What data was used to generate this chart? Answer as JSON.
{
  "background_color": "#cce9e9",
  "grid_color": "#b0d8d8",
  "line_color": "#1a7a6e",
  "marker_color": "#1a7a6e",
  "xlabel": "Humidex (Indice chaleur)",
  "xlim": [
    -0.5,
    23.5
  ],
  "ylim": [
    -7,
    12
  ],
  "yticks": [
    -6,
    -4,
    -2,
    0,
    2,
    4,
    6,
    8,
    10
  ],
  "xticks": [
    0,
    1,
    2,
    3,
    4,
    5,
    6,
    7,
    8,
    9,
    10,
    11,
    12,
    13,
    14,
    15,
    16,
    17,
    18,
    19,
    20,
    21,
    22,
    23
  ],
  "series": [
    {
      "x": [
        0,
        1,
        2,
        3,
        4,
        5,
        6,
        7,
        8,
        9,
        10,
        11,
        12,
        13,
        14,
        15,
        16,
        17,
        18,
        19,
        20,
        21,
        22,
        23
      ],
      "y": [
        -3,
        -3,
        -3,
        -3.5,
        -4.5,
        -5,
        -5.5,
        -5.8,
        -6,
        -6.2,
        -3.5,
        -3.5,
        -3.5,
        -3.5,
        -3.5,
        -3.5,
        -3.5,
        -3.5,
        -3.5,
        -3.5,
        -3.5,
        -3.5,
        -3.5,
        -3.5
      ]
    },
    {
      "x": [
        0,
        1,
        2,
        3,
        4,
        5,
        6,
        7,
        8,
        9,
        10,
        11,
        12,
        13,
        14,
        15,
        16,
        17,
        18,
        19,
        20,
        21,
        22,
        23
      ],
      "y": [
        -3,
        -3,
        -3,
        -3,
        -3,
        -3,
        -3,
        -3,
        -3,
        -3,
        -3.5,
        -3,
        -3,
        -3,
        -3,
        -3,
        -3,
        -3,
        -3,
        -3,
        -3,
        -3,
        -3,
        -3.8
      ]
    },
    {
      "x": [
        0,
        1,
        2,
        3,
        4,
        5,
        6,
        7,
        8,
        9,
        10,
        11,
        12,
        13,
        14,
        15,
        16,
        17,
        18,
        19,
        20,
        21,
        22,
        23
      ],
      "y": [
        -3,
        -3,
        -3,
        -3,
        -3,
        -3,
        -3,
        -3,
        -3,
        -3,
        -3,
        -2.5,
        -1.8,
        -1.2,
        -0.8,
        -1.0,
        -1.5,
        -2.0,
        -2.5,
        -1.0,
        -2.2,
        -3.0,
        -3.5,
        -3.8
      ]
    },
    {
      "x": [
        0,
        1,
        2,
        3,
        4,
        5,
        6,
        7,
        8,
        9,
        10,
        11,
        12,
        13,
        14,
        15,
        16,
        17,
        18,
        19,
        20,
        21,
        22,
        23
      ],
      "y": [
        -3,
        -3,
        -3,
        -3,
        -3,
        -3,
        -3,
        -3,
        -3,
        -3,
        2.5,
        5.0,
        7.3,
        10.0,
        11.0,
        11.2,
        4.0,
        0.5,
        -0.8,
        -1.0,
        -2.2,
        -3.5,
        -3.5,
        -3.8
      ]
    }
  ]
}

# [Task prompt]
Reproduce the listing above verbatim, from first line to last.

# [Exercise result]
What data was used to generate this chart? Answer as JSON.
{
  "background_color": "#cce9e9",
  "grid_color": "#b0d8d8",
  "line_color": "#1a7a6e",
  "marker_color": "#1a7a6e",
  "xlabel": "Humidex (Indice chaleur)",
  "xlim": [
    -0.5,
    23.5
  ],
  "ylim": [
    -7,
    12
  ],
  "yticks": [
    -6,
    -4,
    -2,
    0,
    2,
    4,
    6,
    8,
    10
  ],
  "xticks": [
    0,
    1,
    2,
    3,
    4,
    5,
    6,
    7,
    8,
    9,
    10,
    11,
    12,
    13,
    14,
    15,
    16,
    17,
    18,
    19,
    20,
    21,
    22,
    23
  ],
  "series": [
    {
      "x": [
        0,
        1,
        2,
        3,
        4,
        5,
        6,
        7,
        8,
        9,
        10,
        11,
        12,
        13,
        14,
        15,
        16,
        17,
        18,
        19,
        20,
        21,
        22,
        23
      ],
      "y": [
        -3,
        -3,
        -3,
        -3.5,
        -4.5,
        -5,
        -5.5,
        -5.8,
        -6,
        -6.2,
        -3.5,
        -3.5,
        -3.5,
        -3.5,
        -3.5,
        -3.5,
        -3.5,
        -3.5,
        -3.5,
        -3.5,
        -3.5,
        -3.5,
        -3.5,
        -3.5
      ]
    },
    {
      "x": [
        0,
        1,
        2,
        3,
        4,
        5,
        6,
        7,
        8,
        9,
        10,
        11,
        12,
        13,
        14,
        15,
        16,
        17,
        18,
        19,
        20,
        21,
        22,
        23
      ],
      "y": [
        -3,
        -3,
        -3,
        -3,
        -3,
        -3,
        -3,
        -3,
        -3,
        -3,
        -3.5,
        -3,
        -3,
        -3,
        -3,
        -3,
        -3,
        -3,
        -3,
        -3,
        -3,
        -3,
        -3,
        -3.8
      ]
    },
    {
      "x": [
        0,
        1,
        2,
        3,
        4,
        5,
        6,
        7,
        8,
        9,
        10,
        11,
        12,
        13,
        14,
        15,
        16,
        17,
        18,
        19,
        20,
        21,
        22,
        23
      ],
      "y": [
        -3,
        -3,
        -3,
        -3,
        -3,
        -3,
        -3,
        -3,
        -3,
        -3,
        -3,
        -2.5,
        -1.8,
        -1.2,
        -0.8,
        -1.0,
        -1.5,
        -2.0,
        -2.5,
        -1.0,
        -2.2,
        -3.0,
        -3.5,
        -3.8
      ]
    },
    {
      "x": [
        0,
        1,
        2,
        3,
        4,
        5,
        6,
        7,
        8,
        9,
        10,
        11,
        12,
        13,
        14,
        15,
        16,
        17,
        18,
        19,
        20,
        21,
        22,
        23
      ],
      "y": [
        -3,
        -3,
        -3,
        -3,
        -3,
        -3,
        -3,
        -3,
        -3,
        -3,
        2.5,
        5.0,
        7.3,
        10.0,
        11.0,
        11.2,
        4.0,
        0.5,
        -0.8,
        -1.0,
        -2.2,
        -3.5,
        -3.5,
        -3.8
      ]
    }
  ]
}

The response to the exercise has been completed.